* _EXERCISE TASK_
Check every line of the entries for "content", and copy the lines that hold it.

Recorded data:
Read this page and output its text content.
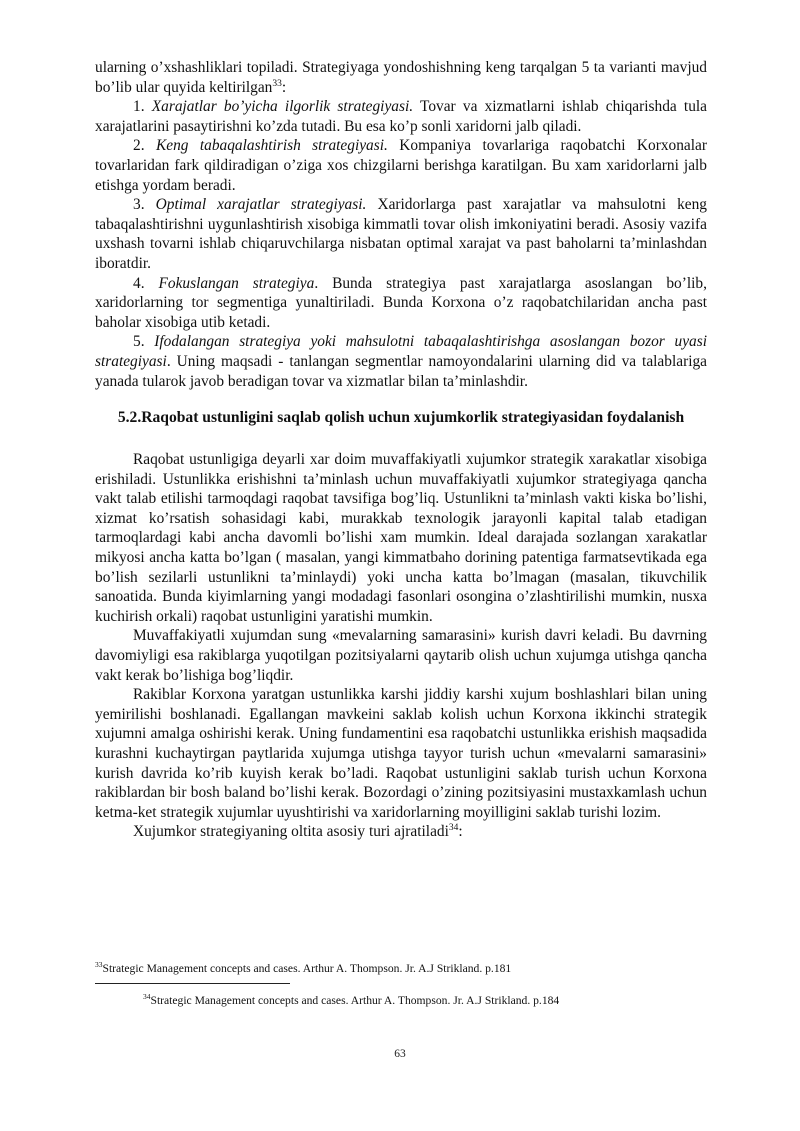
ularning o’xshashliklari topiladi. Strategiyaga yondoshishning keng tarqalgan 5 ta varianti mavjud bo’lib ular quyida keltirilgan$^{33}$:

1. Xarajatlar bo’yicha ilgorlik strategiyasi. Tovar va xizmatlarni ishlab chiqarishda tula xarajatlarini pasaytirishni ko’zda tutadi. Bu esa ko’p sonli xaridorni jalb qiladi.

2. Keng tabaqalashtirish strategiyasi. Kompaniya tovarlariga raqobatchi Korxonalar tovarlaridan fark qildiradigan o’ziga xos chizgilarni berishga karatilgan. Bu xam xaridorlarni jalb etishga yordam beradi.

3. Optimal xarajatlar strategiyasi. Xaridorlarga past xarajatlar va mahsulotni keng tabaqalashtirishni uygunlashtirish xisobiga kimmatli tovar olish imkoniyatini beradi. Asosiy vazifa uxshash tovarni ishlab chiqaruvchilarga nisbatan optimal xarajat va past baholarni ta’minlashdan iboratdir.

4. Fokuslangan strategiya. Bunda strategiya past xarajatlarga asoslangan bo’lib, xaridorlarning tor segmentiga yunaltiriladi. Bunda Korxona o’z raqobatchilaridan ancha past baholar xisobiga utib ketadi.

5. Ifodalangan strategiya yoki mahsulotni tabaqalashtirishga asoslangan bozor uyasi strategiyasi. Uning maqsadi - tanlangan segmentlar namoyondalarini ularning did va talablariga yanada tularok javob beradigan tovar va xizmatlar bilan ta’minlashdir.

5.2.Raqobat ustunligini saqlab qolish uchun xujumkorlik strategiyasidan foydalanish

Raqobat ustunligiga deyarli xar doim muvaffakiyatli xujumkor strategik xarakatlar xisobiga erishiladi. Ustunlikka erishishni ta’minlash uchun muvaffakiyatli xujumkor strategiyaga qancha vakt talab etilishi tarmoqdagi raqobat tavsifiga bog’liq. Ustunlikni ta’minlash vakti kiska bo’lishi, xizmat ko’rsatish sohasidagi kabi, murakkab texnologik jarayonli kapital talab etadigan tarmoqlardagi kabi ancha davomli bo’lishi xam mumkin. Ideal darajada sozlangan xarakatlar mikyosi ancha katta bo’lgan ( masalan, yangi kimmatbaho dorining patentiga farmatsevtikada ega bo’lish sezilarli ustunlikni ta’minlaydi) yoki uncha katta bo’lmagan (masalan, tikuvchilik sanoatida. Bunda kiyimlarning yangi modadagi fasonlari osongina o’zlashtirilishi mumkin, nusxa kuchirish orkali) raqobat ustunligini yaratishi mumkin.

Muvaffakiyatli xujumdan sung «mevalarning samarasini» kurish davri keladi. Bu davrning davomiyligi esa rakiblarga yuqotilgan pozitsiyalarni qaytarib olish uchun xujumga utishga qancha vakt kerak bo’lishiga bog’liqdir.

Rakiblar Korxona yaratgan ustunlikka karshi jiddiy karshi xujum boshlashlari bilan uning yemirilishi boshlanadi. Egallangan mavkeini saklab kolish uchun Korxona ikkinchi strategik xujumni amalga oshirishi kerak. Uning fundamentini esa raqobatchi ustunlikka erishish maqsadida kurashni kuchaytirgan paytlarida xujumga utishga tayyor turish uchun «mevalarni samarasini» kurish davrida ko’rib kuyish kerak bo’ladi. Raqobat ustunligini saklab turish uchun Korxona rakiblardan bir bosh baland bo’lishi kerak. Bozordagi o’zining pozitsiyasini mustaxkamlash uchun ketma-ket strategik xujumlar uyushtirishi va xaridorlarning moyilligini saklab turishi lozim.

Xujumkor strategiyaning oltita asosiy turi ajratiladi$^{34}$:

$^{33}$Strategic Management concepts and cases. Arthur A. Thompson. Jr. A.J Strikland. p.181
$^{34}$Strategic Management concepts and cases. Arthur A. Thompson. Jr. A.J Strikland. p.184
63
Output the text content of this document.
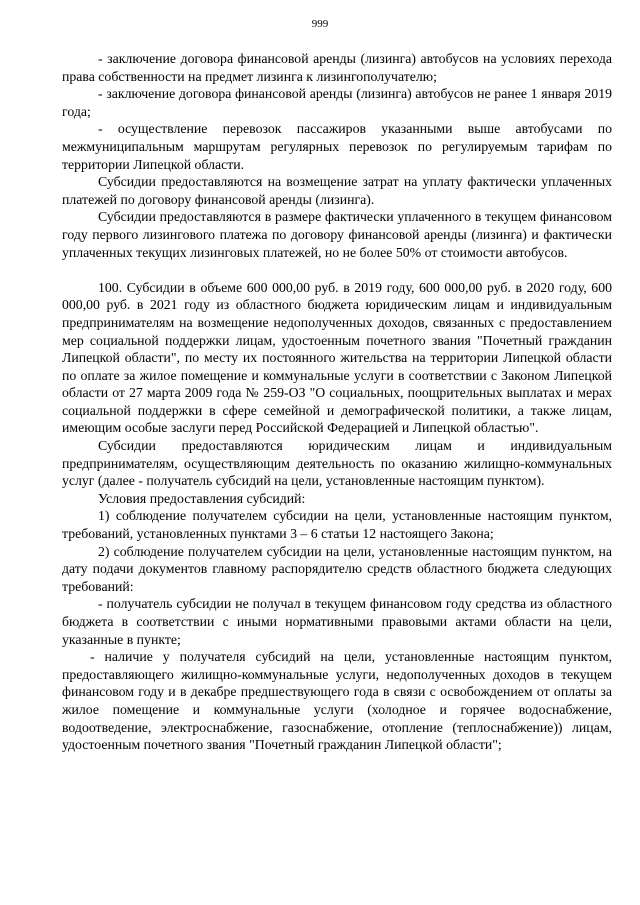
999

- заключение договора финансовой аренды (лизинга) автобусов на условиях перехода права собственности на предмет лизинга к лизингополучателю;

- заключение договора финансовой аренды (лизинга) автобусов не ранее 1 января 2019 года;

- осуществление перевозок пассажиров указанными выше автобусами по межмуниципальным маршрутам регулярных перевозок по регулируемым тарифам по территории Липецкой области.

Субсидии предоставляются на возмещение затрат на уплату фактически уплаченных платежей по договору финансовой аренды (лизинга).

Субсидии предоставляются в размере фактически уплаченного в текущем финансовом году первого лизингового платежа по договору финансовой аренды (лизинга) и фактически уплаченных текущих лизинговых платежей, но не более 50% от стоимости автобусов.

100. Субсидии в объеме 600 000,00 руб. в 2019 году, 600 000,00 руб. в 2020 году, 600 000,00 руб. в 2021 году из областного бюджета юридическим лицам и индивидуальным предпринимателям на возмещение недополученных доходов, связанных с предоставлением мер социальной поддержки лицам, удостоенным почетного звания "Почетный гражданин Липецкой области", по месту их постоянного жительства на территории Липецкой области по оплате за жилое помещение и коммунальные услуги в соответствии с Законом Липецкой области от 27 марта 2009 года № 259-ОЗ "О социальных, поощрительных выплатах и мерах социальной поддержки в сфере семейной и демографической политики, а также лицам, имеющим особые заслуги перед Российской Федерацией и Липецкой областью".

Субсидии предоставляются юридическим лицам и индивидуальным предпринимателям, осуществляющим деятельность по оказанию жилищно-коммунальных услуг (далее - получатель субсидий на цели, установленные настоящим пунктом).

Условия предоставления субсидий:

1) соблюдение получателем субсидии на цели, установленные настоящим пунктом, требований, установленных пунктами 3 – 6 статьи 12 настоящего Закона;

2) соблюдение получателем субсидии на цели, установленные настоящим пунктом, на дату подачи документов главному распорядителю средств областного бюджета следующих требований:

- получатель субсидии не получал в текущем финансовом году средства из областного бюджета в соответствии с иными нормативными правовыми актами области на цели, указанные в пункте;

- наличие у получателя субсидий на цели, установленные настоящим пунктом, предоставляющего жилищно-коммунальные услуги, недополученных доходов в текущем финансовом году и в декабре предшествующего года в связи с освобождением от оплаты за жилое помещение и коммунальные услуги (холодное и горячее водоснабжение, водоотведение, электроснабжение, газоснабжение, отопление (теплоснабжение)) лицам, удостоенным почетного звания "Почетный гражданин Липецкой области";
---
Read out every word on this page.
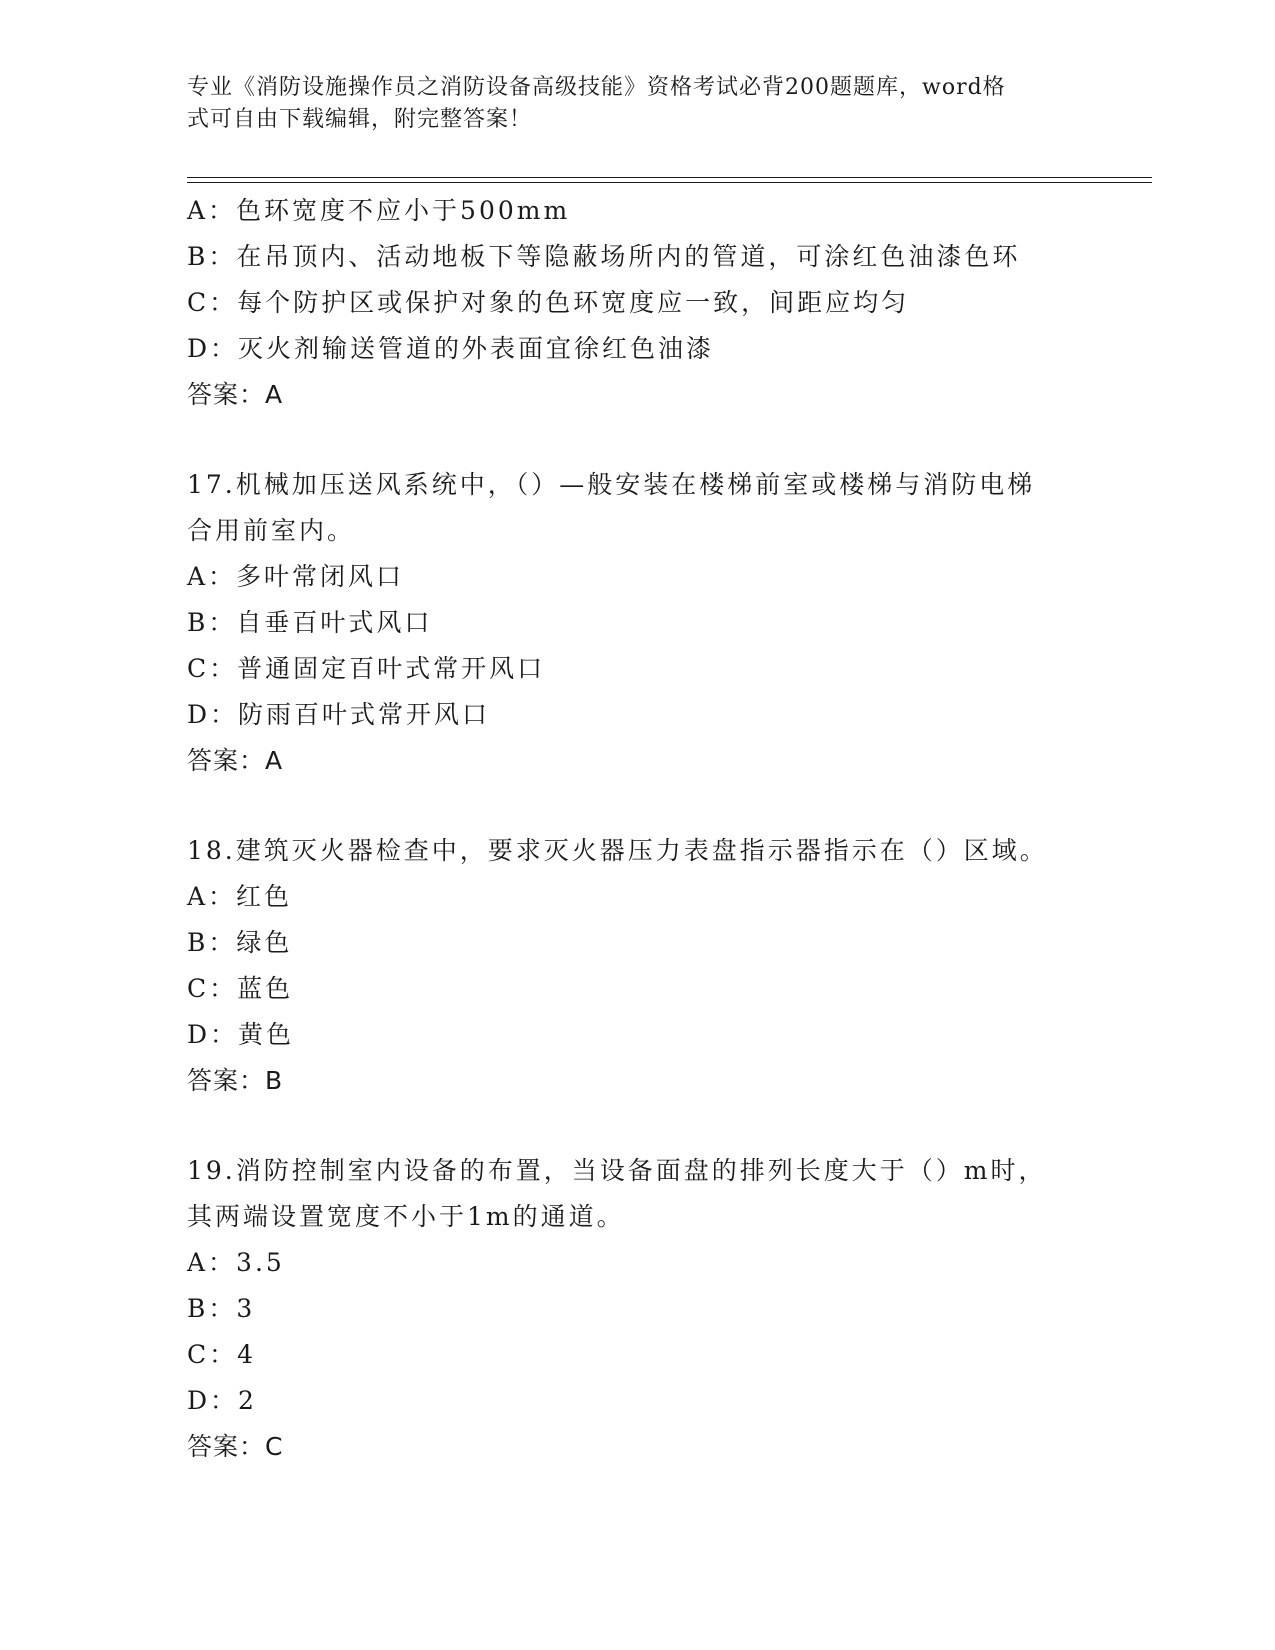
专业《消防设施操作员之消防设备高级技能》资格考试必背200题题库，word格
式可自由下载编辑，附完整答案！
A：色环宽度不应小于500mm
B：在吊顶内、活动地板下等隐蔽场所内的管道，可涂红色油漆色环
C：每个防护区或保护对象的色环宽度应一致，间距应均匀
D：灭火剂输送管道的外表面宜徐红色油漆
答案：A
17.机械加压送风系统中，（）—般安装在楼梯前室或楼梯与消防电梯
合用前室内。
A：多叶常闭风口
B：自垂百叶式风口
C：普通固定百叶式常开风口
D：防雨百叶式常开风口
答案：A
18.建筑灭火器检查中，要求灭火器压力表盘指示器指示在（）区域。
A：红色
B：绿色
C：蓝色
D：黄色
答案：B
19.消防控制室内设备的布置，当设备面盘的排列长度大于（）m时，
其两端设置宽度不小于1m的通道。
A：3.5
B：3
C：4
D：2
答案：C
==
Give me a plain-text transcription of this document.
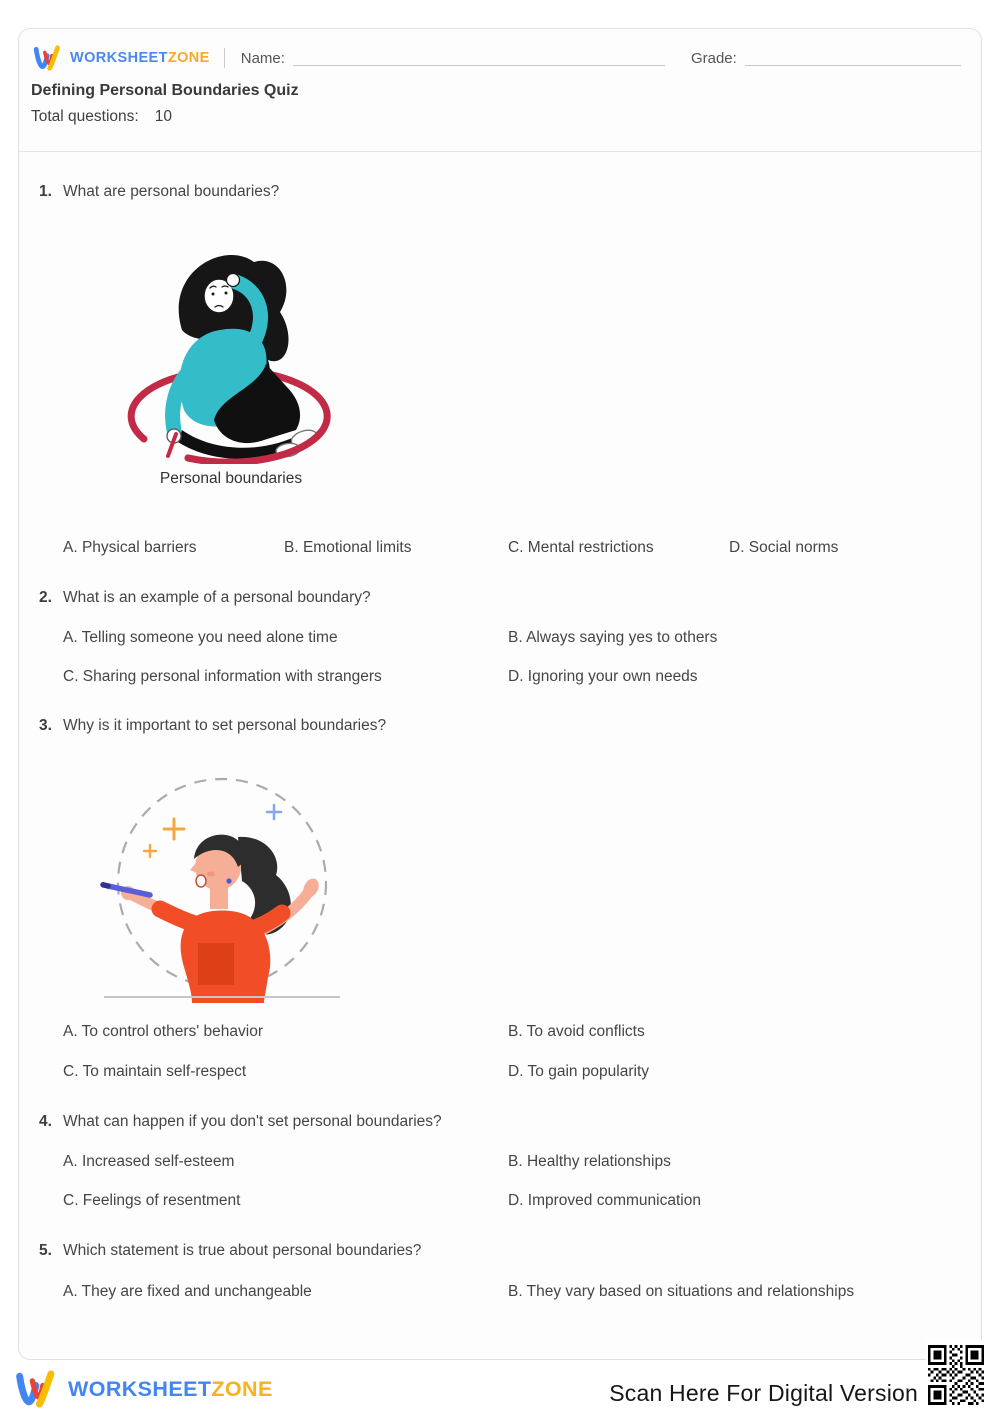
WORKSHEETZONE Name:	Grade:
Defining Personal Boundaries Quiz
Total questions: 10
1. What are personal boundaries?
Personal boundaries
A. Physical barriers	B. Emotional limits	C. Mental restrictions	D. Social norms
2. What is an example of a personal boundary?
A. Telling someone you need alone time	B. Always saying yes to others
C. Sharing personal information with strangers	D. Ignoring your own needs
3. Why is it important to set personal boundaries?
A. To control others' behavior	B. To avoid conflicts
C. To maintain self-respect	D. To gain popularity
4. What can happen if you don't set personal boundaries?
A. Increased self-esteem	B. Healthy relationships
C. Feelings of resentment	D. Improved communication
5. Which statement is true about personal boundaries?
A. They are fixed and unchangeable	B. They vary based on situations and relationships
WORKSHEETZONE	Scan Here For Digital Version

* _SOLUTION FOR THIS TASK_
Read this page and output its text content.
Output the text content of this document.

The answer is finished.